What is being asked -> Copy out the lines of the listing verbatim, beginning with its first line and continuing through the line that contains "status-time: 15:31 [64,22,116,44]".

[Region boundary data]
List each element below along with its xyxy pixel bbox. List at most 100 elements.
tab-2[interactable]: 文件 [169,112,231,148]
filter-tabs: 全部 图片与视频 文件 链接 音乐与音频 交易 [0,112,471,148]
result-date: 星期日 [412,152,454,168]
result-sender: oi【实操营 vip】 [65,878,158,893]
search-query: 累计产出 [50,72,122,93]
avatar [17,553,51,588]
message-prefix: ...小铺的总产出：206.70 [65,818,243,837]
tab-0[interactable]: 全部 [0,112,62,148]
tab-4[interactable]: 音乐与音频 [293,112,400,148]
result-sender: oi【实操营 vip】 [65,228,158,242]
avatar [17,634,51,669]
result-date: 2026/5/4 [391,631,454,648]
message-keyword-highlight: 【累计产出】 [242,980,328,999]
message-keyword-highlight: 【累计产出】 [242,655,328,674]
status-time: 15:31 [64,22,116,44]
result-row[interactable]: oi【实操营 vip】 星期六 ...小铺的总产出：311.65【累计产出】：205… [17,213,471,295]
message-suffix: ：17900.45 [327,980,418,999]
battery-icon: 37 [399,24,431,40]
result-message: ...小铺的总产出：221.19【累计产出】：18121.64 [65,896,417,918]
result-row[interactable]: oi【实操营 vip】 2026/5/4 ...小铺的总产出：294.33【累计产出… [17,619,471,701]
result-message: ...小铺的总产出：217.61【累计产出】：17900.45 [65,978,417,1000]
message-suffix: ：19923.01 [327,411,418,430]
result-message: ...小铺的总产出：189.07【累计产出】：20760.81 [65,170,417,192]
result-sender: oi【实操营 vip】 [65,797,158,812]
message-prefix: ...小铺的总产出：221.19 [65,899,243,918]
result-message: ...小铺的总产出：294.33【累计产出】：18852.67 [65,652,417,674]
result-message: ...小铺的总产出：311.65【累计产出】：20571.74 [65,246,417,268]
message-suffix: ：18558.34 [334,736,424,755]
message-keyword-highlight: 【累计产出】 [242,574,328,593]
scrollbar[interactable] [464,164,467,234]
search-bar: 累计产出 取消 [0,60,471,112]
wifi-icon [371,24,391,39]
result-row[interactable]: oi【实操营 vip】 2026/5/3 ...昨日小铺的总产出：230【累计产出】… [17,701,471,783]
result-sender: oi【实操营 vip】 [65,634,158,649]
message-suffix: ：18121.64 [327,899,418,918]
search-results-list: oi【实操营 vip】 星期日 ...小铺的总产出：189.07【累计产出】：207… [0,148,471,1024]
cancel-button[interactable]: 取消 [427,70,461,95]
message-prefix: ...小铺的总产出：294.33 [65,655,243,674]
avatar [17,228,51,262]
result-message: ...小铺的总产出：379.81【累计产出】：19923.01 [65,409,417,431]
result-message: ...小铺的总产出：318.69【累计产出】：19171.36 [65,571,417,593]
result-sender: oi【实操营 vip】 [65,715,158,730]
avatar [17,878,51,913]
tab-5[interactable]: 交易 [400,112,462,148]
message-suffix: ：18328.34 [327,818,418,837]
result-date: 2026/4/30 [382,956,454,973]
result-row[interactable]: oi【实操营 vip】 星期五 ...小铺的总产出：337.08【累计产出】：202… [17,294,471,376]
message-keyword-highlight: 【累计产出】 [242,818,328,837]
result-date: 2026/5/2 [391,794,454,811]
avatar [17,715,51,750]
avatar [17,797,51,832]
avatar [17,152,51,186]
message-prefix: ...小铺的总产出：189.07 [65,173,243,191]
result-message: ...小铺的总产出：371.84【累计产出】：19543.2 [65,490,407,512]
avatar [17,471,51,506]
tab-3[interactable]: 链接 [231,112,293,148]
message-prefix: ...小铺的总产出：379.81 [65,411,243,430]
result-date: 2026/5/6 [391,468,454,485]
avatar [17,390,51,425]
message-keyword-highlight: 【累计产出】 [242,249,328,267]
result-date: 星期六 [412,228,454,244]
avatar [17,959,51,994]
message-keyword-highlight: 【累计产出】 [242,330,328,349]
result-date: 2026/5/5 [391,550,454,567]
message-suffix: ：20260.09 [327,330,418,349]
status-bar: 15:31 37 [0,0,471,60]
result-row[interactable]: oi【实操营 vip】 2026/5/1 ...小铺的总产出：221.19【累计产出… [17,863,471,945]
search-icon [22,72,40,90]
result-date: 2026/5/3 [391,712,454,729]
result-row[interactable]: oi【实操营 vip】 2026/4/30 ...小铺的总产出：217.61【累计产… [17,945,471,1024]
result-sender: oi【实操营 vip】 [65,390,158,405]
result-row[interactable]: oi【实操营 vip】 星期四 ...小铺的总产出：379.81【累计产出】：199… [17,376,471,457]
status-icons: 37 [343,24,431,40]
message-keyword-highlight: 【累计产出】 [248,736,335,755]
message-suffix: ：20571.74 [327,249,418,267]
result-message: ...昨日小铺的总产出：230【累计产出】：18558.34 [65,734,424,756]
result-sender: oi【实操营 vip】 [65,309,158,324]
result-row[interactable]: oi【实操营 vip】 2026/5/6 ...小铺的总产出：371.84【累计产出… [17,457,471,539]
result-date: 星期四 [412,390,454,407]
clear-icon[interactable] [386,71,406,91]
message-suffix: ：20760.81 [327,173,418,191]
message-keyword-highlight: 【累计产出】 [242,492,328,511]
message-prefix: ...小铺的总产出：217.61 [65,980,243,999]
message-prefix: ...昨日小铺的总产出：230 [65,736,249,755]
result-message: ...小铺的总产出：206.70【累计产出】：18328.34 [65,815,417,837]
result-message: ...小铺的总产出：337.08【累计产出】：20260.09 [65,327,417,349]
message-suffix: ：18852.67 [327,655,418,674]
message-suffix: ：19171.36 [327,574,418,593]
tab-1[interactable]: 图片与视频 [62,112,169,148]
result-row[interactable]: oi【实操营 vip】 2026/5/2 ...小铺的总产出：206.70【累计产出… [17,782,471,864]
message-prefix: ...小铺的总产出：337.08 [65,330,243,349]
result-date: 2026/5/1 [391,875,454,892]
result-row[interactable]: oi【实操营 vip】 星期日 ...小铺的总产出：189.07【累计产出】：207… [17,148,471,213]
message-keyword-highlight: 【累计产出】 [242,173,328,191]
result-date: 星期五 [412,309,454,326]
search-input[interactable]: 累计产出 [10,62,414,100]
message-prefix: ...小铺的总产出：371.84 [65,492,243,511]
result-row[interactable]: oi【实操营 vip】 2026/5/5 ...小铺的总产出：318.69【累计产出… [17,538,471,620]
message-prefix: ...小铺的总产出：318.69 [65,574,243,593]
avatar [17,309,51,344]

Exercise response ->
List each element below along with its xyxy pixel bbox. List at most 100 elements.
tab-2[interactable]: 文件 [169,112,231,148]
filter-tabs: 全部 图片与视频 文件 链接 音乐与音频 交易 [0,112,471,148]
result-date: 星期日 [412,152,454,168]
result-sender: oi【实操营 vip】 [65,878,158,893]
search-query: 累计产出 [50,72,122,93]
avatar [17,553,51,588]
message-prefix: ...小铺的总产出：206.70 [65,818,243,837]
tab-0[interactable]: 全部 [0,112,62,148]
tab-4[interactable]: 音乐与音频 [293,112,400,148]
result-sender: oi【实操营 vip】 [65,228,158,242]
avatar [17,634,51,669]
result-date: 2026/5/4 [391,631,454,648]
message-keyword-highlight: 【累计产出】 [242,980,328,999]
message-keyword-highlight: 【累计产出】 [242,655,328,674]
status-time: 15:31 [64,22,116,44]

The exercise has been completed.